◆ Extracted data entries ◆
+--

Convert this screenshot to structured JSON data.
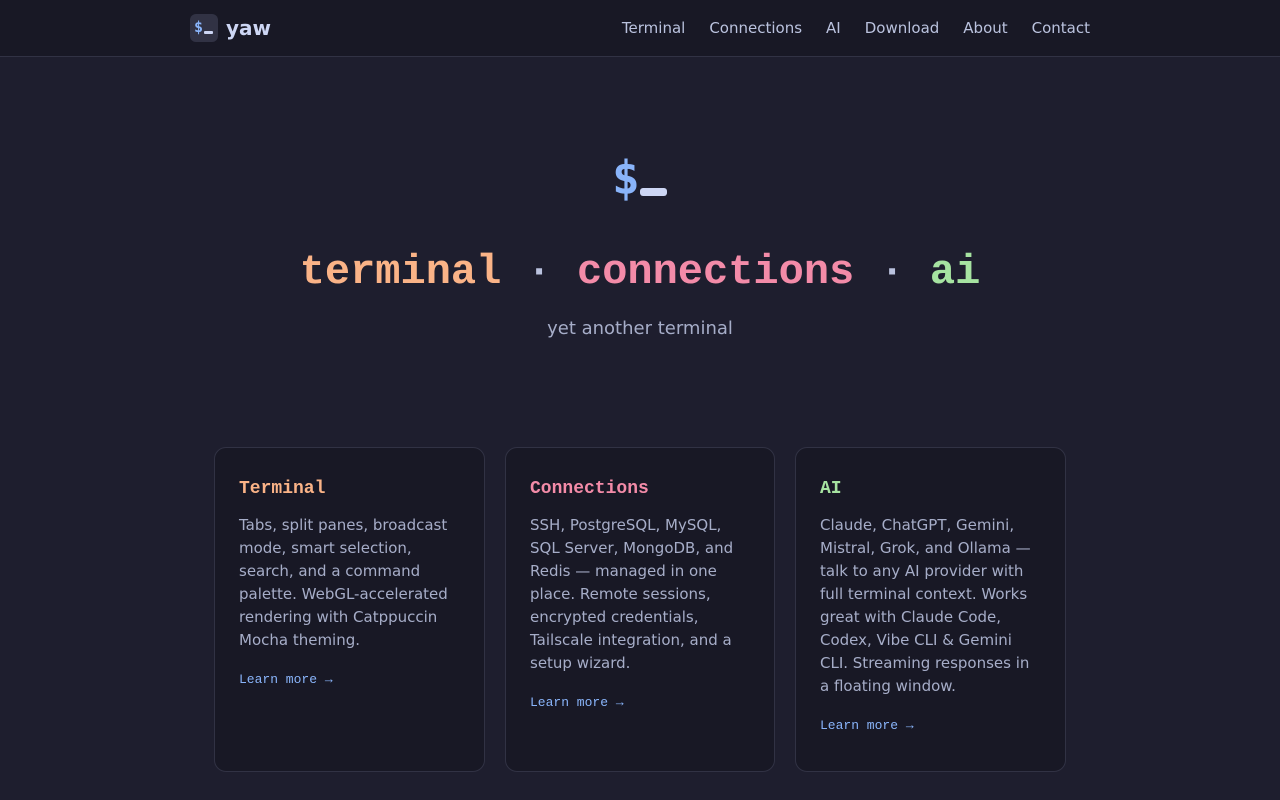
{
  "nav": {
    "brand_icon": "terminal-prompt-icon",
    "brand_name": "yaw",
    "links": [
      "Terminal",
      "Connections",
      "AI",
      "Download",
      "About",
      "Contact"
    ]
  },
  "hero": {
    "logo_icon": "terminal-prompt-icon",
    "tagline": {
      "terminal": "terminal",
      "separator": "·",
      "connections": "connections",
      "ai": "ai"
    },
    "subtitle": "yet another terminal"
  },
  "cards": [
    {
      "title": "Terminal",
      "color": "#fab387",
      "description": "Tabs, split panes, broadcast mode, smart selection, search, and a command palette. WebGL-accelerated rendering with Catppuccin Mocha theming.",
      "link": "Learn more →"
    },
    {
      "title": "Connections",
      "color": "#f38ba8",
      "description": "SSH, PostgreSQL, MySQL, SQL Server, MongoDB, and Redis — managed in one place. Remote sessions, encrypted credentials, Tailscale integration, and a setup wizard.",
      "link": "Learn more →"
    },
    {
      "title": "AI",
      "color": "#a6e3a1",
      "description": "Claude, ChatGPT, Gemini, Mistral, Grok, and Ollama — talk to any AI provider with full terminal context. Works great with Claude Code, Codex, Vibe CLI & Gemini CLI. Streaming responses in a floating window.",
      "link": "Learn more →"
    }
  ],
  "theme": {
    "background": "#1e1e2e",
    "nav_background": "#181825",
    "accent_blue": "#89b4fa",
    "accent_peach": "#fab387",
    "accent_pink": "#f38ba8",
    "accent_green": "#a6e3a1"
  }
}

+--

◆ Problem to solve ◆
Your copy of the data should match it exactly, except that pictures are left out.

◆ The result ◆
Convert this screenshot to structured JSON data.
{
  "nav": {
    "brand_icon": "terminal-prompt-icon",
    "brand_name": "yaw",
    "links": [
      "Terminal",
      "Connections",
      "AI",
      "Download",
      "About",
      "Contact"
    ]
  },
  "hero": {
    "logo_icon": "terminal-prompt-icon",
    "tagline": {
      "terminal": "terminal",
      "separator": "·",
      "connections": "connections",
      "ai": "ai"
    },
    "subtitle": "yet another terminal"
  },
  "cards": [
    {
      "title": "Terminal",
      "color": "#fab387",
      "description": "Tabs, split panes, broadcast mode, smart selection, search, and a command palette. WebGL-accelerated rendering with Catppuccin Mocha theming.",
      "link": "Learn more →"
    },
    {
      "title": "Connections",
      "color": "#f38ba8",
      "description": "SSH, PostgreSQL, MySQL, SQL Server, MongoDB, and Redis — managed in one place. Remote sessions, encrypted credentials, Tailscale integration, and a setup wizard.",
      "link": "Learn more →"
    },
    {
      "title": "AI",
      "color": "#a6e3a1",
      "description": "Claude, ChatGPT, Gemini, Mistral, Grok, and Ollama — talk to any AI provider with full terminal context. Works great with Claude Code, Codex, Vibe CLI & Gemini CLI. Streaming responses in a floating window.",
      "link": "Learn more →"
    }
  ],
  "theme": {
    "background": "#1e1e2e",
    "nav_background": "#181825",
    "accent_blue": "#89b4fa",
    "accent_peach": "#fab387",
    "accent_pink": "#f38ba8",
    "accent_green": "#a6e3a1"
  }
}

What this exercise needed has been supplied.